▸ Directions for this task
Print out every record exactly as it appears.
** Start **
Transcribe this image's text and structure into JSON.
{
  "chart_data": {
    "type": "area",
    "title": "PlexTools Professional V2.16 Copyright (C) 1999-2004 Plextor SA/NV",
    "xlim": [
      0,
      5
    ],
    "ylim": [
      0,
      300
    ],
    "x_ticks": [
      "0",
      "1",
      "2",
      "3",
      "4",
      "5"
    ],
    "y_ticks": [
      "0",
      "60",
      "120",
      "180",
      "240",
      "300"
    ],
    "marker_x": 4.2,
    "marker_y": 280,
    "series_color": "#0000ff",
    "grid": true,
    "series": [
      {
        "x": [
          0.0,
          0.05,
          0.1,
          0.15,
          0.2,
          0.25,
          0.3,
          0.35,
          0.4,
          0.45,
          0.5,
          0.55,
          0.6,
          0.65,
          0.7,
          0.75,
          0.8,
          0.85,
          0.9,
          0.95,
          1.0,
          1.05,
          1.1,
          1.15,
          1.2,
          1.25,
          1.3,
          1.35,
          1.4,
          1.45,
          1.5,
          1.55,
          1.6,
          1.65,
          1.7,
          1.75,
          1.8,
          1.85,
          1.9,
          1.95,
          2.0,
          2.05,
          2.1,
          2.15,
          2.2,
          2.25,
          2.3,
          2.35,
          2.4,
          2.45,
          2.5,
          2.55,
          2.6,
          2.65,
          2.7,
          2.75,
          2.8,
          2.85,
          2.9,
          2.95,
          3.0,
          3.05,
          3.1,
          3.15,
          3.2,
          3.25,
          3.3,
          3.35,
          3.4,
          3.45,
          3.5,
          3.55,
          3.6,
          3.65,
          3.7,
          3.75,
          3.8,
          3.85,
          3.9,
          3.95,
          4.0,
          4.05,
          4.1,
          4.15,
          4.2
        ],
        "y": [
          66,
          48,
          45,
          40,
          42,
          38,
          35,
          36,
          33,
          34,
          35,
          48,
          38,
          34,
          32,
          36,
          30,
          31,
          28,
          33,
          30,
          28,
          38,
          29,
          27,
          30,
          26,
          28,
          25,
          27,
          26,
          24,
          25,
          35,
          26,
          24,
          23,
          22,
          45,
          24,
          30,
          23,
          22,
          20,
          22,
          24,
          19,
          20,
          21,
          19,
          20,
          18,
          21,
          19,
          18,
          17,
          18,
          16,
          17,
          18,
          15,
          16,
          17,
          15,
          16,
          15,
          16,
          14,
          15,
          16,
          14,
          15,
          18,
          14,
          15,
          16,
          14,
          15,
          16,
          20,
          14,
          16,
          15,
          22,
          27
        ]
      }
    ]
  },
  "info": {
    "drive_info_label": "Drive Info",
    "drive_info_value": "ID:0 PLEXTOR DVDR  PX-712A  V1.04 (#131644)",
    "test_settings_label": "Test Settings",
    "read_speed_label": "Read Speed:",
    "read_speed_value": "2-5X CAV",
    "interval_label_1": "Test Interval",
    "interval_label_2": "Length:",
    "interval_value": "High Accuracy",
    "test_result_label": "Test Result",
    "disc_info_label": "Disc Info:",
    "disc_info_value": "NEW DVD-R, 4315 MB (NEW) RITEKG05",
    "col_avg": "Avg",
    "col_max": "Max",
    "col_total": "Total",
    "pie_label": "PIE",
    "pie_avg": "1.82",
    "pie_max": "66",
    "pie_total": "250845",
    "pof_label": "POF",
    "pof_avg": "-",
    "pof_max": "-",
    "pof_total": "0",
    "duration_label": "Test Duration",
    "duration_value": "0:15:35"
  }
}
** End **
▸ Exercise output
Transcribe this image's text and structure into JSON.
{
  "chart_data": {
    "type": "area",
    "title": "PlexTools Professional V2.16 Copyright (C) 1999-2004 Plextor SA/NV",
    "xlim": [
      0,
      5
    ],
    "ylim": [
      0,
      300
    ],
    "x_ticks": [
      "0",
      "1",
      "2",
      "3",
      "4",
      "5"
    ],
    "y_ticks": [
      "0",
      "60",
      "120",
      "180",
      "240",
      "300"
    ],
    "marker_x": 4.2,
    "marker_y": 280,
    "series_color": "#0000ff",
    "grid": true,
    "series": [
      {
        "x": [
          0.0,
          0.05,
          0.1,
          0.15,
          0.2,
          0.25,
          0.3,
          0.35,
          0.4,
          0.45,
          0.5,
          0.55,
          0.6,
          0.65,
          0.7,
          0.75,
          0.8,
          0.85,
          0.9,
          0.95,
          1.0,
          1.05,
          1.1,
          1.15,
          1.2,
          1.25,
          1.3,
          1.35,
          1.4,
          1.45,
          1.5,
          1.55,
          1.6,
          1.65,
          1.7,
          1.75,
          1.8,
          1.85,
          1.9,
          1.95,
          2.0,
          2.05,
          2.1,
          2.15,
          2.2,
          2.25,
          2.3,
          2.35,
          2.4,
          2.45,
          2.5,
          2.55,
          2.6,
          2.65,
          2.7,
          2.75,
          2.8,
          2.85,
          2.9,
          2.95,
          3.0,
          3.05,
          3.1,
          3.15,
          3.2,
          3.25,
          3.3,
          3.35,
          3.4,
          3.45,
          3.5,
          3.55,
          3.6,
          3.65,
          3.7,
          3.75,
          3.8,
          3.85,
          3.9,
          3.95,
          4.0,
          4.05,
          4.1,
          4.15,
          4.2
        ],
        "y": [
          66,
          48,
          45,
          40,
          42,
          38,
          35,
          36,
          33,
          34,
          35,
          48,
          38,
          34,
          32,
          36,
          30,
          31,
          28,
          33,
          30,
          28,
          38,
          29,
          27,
          30,
          26,
          28,
          25,
          27,
          26,
          24,
          25,
          35,
          26,
          24,
          23,
          22,
          45,
          24,
          30,
          23,
          22,
          20,
          22,
          24,
          19,
          20,
          21,
          19,
          20,
          18,
          21,
          19,
          18,
          17,
          18,
          16,
          17,
          18,
          15,
          16,
          17,
          15,
          16,
          15,
          16,
          14,
          15,
          16,
          14,
          15,
          18,
          14,
          15,
          16,
          14,
          15,
          16,
          20,
          14,
          16,
          15,
          22,
          27
        ]
      }
    ]
  },
  "info": {
    "drive_info_label": "Drive Info",
    "drive_info_value": "ID:0 PLEXTOR DVDR  PX-712A  V1.04 (#131644)",
    "test_settings_label": "Test Settings",
    "read_speed_label": "Read Speed:",
    "read_speed_value": "2-5X CAV",
    "interval_label_1": "Test Interval",
    "interval_label_2": "Length:",
    "interval_value": "High Accuracy",
    "test_result_label": "Test Result",
    "disc_info_label": "Disc Info:",
    "disc_info_value": "NEW DVD-R, 4315 MB (NEW) RITEKG05",
    "col_avg": "Avg",
    "col_max": "Max",
    "col_total": "Total",
    "pie_label": "PIE",
    "pie_avg": "1.82",
    "pie_max": "66",
    "pie_total": "250845",
    "pof_label": "POF",
    "pof_avg": "-",
    "pof_max": "-",
    "pof_total": "0",
    "duration_label": "Test Duration",
    "duration_value": "0:15:35"
  }
}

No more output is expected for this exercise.